Copy out the lines that have "Name" in them.

## begin Data extract

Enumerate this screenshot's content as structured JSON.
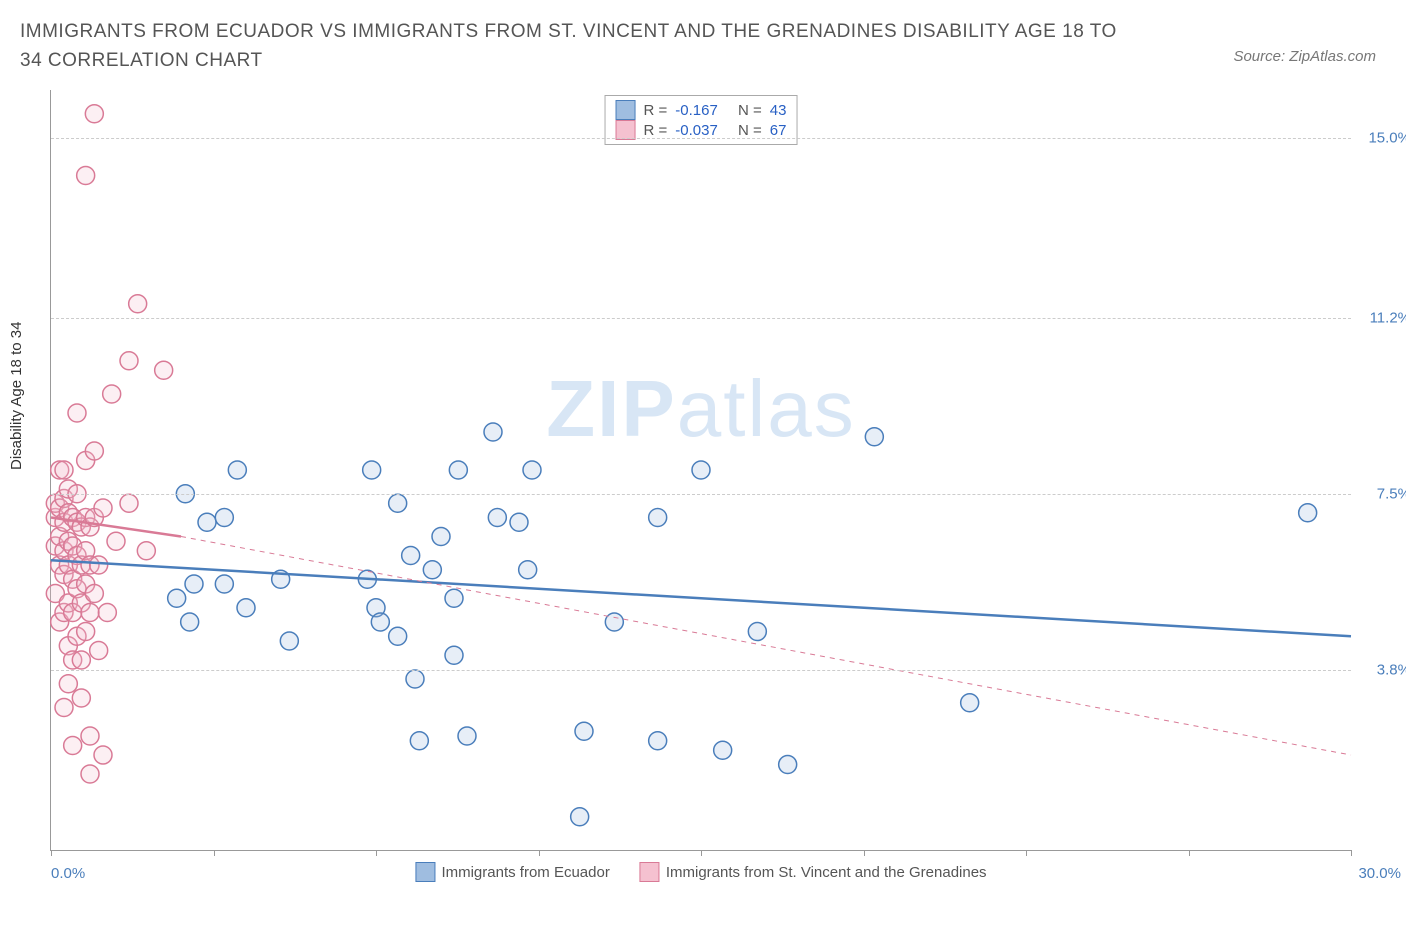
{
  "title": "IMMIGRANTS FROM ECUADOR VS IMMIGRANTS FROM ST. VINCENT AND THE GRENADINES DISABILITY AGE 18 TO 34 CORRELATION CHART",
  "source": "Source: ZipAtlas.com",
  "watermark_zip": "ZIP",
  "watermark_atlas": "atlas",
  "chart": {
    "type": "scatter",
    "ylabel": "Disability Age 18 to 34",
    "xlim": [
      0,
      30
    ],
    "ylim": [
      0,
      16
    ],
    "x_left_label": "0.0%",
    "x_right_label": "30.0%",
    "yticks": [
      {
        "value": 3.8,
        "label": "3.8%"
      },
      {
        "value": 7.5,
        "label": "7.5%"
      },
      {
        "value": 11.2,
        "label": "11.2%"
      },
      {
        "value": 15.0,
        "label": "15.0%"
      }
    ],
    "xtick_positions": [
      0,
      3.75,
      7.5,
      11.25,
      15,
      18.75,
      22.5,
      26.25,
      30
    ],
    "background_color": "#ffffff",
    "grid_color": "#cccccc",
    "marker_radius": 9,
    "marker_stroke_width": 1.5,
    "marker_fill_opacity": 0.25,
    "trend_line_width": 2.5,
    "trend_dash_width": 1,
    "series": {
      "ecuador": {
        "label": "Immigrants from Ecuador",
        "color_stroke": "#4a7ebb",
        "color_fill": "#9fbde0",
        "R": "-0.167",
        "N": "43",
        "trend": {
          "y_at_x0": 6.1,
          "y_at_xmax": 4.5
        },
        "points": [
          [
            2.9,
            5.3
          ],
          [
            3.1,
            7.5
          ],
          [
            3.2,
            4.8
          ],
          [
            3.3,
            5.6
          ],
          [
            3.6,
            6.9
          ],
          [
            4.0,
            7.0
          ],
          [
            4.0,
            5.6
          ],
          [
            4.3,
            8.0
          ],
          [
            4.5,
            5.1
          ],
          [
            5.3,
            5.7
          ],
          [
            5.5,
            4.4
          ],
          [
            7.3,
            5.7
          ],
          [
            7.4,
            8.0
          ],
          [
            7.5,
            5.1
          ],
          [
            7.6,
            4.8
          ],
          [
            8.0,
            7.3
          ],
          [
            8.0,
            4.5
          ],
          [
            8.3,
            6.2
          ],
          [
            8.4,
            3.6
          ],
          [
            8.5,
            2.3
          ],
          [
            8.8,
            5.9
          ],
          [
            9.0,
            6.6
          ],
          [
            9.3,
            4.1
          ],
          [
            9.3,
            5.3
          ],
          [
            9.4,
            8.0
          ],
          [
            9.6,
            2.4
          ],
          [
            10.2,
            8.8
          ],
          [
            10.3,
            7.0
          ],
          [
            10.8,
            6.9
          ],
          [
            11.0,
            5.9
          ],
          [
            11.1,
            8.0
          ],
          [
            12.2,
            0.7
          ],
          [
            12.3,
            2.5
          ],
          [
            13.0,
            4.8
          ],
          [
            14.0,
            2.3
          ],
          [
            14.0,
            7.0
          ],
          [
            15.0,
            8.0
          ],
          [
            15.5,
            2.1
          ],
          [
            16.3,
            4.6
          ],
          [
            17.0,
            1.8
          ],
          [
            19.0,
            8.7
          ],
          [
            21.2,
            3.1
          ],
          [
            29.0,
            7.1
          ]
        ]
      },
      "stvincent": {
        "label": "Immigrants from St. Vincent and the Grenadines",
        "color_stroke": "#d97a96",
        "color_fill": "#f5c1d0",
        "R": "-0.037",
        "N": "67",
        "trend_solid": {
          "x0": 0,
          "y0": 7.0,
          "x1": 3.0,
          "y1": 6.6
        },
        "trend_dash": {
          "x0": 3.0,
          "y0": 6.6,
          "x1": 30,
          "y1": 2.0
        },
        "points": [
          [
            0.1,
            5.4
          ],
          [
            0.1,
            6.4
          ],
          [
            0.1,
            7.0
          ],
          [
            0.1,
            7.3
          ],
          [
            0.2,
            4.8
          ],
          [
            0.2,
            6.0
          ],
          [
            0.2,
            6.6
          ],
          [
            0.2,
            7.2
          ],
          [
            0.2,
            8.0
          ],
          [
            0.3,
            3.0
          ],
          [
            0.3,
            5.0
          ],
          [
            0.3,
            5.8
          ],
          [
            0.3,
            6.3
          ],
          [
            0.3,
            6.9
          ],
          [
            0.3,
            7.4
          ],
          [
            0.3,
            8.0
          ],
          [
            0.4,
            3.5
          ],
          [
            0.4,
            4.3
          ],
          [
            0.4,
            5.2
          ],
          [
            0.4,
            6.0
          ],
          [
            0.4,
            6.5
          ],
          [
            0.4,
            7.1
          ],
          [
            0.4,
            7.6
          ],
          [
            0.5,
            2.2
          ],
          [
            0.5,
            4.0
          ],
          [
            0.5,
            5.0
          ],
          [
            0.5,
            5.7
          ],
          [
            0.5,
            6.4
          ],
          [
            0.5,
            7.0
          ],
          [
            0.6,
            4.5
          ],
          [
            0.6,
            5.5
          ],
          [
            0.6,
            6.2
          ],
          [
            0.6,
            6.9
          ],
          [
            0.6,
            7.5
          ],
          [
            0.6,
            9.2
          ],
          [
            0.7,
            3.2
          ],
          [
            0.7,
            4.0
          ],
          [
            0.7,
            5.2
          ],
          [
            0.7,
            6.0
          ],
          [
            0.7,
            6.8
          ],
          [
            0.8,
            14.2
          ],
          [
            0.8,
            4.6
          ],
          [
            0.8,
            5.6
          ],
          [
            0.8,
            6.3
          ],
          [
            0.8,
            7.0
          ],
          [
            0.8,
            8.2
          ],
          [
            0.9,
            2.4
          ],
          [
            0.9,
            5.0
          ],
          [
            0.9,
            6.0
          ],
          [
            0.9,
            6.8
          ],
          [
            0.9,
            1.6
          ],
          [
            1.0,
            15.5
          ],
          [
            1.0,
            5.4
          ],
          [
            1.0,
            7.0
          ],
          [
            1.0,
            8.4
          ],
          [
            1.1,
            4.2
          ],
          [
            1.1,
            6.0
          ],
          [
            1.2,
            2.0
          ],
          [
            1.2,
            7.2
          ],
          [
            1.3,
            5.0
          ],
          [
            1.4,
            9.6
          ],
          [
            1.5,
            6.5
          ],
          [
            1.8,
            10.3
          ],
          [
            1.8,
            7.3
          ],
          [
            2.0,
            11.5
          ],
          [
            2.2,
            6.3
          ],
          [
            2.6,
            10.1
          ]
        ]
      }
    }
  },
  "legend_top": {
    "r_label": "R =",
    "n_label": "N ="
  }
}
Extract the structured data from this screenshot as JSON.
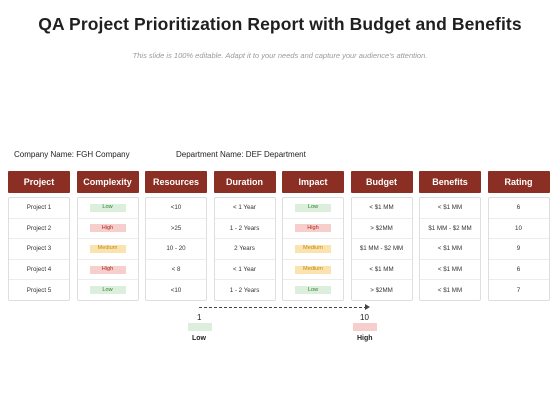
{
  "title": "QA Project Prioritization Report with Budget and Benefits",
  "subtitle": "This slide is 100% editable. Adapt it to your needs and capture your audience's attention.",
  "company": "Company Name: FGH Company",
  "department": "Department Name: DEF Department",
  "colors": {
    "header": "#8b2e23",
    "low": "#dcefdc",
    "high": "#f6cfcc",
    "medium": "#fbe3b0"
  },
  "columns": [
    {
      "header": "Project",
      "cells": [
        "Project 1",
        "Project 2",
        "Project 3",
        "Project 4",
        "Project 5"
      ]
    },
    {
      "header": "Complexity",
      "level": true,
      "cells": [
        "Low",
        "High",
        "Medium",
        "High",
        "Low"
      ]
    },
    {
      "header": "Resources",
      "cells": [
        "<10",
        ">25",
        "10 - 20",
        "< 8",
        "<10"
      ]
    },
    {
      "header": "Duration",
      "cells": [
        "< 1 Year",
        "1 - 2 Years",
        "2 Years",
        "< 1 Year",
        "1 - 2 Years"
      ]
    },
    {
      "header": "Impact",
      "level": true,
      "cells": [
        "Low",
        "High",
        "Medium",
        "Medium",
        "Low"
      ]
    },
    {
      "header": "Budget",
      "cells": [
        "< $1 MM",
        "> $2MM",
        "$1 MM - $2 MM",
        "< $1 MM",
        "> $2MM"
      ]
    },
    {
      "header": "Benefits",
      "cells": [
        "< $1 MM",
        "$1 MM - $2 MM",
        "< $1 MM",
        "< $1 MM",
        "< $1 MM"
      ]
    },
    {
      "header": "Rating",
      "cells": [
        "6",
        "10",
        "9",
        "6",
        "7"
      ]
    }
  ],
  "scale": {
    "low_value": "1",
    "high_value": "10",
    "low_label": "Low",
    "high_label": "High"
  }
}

## end Data extract

**Final result**
  "company": "Company Name: FGH Company",
  "department": "Department Name: DEF Department",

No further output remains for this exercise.